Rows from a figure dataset
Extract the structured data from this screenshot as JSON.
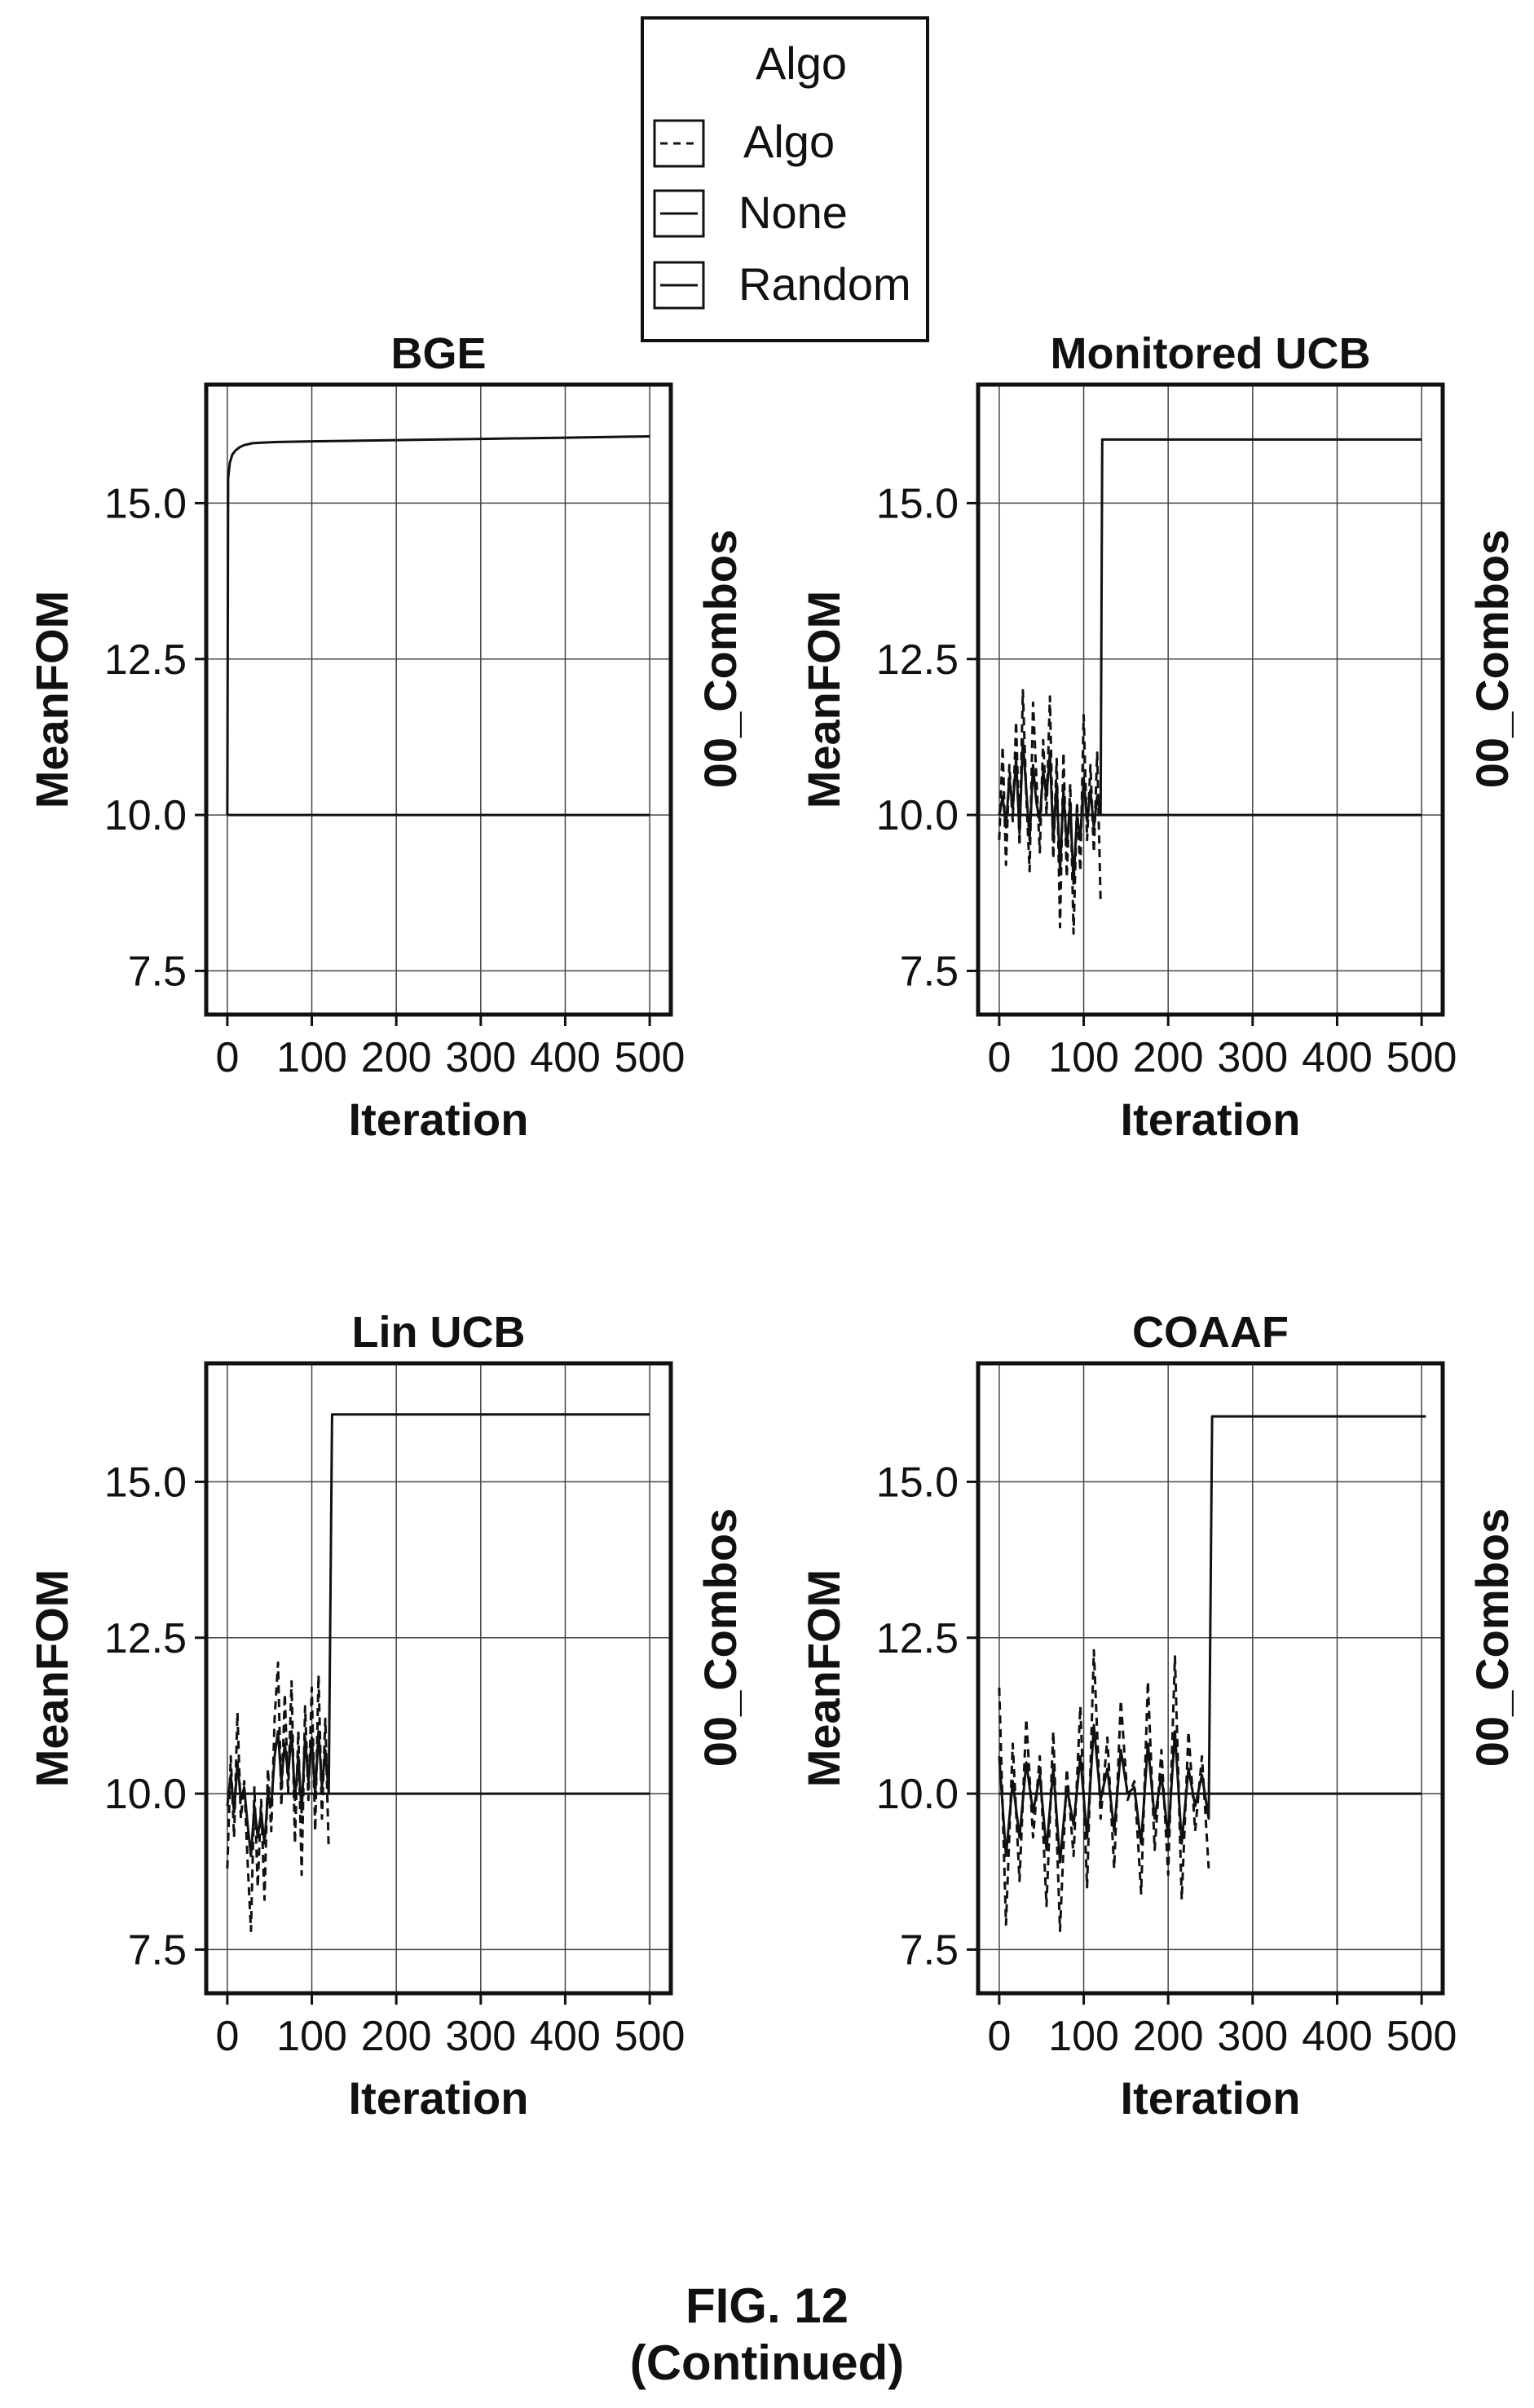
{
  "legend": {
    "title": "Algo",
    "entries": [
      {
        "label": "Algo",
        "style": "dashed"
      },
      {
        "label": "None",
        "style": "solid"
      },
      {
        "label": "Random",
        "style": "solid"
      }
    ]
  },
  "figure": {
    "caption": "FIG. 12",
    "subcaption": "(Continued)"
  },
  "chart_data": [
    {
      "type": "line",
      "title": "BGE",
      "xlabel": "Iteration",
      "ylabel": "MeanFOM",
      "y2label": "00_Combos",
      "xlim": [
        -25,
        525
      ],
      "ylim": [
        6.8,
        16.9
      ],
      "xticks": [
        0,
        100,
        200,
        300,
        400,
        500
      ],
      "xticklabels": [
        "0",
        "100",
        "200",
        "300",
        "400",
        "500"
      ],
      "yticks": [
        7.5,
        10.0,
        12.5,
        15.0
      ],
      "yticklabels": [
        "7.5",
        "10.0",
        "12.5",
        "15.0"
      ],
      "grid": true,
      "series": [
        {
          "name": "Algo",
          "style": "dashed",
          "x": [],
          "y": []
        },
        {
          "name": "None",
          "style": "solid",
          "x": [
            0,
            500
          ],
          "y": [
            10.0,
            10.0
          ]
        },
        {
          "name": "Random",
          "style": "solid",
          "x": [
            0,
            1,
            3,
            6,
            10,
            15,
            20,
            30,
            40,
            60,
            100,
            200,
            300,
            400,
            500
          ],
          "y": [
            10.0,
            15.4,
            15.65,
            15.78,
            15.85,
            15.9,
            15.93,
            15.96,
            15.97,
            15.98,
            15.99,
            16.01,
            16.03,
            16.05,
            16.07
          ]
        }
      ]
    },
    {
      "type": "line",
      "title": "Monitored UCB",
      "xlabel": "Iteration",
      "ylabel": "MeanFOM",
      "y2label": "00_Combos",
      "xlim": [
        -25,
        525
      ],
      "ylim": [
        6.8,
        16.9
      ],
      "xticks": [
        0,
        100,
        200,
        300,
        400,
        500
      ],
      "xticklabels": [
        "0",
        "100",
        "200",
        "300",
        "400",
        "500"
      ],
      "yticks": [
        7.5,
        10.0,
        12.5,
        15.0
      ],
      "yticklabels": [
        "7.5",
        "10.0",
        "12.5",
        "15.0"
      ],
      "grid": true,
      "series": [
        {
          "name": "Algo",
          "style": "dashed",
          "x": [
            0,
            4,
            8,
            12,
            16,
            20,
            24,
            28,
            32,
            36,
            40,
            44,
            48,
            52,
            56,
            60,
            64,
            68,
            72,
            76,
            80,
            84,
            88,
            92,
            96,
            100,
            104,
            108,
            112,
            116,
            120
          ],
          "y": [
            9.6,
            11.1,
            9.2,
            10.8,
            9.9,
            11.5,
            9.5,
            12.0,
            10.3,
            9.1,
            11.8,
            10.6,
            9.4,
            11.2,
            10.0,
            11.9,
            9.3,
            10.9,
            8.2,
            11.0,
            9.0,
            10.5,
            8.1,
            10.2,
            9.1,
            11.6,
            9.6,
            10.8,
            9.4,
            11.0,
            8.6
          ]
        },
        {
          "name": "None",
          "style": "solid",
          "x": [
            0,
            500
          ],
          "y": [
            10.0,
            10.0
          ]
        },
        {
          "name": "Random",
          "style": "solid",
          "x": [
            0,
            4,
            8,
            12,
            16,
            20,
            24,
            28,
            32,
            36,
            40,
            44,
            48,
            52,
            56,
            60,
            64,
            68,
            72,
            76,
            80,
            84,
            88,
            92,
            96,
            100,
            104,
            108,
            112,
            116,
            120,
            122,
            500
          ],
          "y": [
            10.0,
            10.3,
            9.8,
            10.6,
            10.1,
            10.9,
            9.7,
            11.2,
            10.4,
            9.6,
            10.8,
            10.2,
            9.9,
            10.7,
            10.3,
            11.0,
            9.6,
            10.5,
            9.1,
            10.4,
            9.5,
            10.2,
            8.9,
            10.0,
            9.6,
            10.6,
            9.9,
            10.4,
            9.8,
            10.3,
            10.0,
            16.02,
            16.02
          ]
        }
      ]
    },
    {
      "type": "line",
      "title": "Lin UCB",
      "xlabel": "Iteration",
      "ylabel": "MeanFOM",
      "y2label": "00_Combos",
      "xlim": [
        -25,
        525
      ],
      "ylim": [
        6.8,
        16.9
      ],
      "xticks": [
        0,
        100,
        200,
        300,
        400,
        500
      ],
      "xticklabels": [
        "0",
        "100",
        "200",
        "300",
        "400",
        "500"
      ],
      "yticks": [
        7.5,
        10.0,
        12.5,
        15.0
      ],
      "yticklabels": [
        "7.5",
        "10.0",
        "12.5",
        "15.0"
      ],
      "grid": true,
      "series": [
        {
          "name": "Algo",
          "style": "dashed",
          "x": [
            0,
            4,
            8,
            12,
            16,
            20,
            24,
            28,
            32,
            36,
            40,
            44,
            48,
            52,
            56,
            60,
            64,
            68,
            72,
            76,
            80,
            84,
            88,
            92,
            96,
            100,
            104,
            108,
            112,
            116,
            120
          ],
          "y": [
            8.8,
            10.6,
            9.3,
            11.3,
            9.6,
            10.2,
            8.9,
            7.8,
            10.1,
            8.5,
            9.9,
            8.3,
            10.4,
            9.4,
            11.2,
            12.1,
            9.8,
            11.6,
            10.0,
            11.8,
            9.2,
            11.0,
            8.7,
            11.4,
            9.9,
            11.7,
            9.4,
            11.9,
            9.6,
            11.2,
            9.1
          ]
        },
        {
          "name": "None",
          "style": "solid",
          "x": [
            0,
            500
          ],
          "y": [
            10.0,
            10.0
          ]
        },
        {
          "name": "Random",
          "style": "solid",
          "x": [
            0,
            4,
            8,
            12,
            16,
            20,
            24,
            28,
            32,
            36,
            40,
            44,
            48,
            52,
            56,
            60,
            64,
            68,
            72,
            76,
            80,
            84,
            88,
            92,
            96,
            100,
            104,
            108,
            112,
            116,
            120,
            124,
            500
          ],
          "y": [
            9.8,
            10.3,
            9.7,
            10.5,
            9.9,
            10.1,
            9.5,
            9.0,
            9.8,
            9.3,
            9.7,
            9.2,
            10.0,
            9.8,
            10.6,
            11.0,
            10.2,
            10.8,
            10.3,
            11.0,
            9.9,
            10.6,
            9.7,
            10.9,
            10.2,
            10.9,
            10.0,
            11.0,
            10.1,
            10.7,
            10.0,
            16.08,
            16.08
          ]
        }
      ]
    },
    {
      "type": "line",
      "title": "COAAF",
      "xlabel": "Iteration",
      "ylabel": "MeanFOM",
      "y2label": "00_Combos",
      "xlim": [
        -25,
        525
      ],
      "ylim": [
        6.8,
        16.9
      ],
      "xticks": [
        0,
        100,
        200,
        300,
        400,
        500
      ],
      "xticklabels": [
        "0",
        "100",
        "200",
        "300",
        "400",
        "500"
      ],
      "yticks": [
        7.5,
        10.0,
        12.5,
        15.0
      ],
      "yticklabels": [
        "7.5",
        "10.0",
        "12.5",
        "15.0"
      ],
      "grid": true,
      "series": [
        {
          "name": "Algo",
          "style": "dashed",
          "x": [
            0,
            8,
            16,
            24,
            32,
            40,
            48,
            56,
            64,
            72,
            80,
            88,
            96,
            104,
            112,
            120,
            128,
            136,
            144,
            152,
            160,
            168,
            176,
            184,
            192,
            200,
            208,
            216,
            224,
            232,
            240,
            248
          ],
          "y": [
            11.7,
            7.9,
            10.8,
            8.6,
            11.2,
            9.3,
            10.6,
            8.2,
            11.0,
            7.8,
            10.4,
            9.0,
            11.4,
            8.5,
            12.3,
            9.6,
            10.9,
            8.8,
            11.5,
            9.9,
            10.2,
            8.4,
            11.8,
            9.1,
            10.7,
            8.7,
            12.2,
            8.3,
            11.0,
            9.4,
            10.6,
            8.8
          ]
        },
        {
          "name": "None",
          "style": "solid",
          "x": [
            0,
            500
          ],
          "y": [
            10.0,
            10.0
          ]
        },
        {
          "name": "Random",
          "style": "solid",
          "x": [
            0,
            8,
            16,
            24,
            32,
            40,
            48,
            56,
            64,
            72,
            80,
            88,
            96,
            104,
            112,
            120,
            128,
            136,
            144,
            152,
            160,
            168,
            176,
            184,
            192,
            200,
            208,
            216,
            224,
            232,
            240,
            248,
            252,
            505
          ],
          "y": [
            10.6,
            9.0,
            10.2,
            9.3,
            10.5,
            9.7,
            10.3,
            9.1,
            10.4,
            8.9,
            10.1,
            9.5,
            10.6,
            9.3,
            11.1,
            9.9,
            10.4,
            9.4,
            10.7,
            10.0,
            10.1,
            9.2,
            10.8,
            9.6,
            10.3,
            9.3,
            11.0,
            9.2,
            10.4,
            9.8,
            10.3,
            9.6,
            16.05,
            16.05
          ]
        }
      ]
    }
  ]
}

- _TO DO_
Copy every line of the records above that contains "title".

- _FULL SOLUTION_
    "title": "Algo",
      "title": "BGE",
      "title": "Monitored UCB",
      "title": "Lin UCB",
      "title": "COAAF",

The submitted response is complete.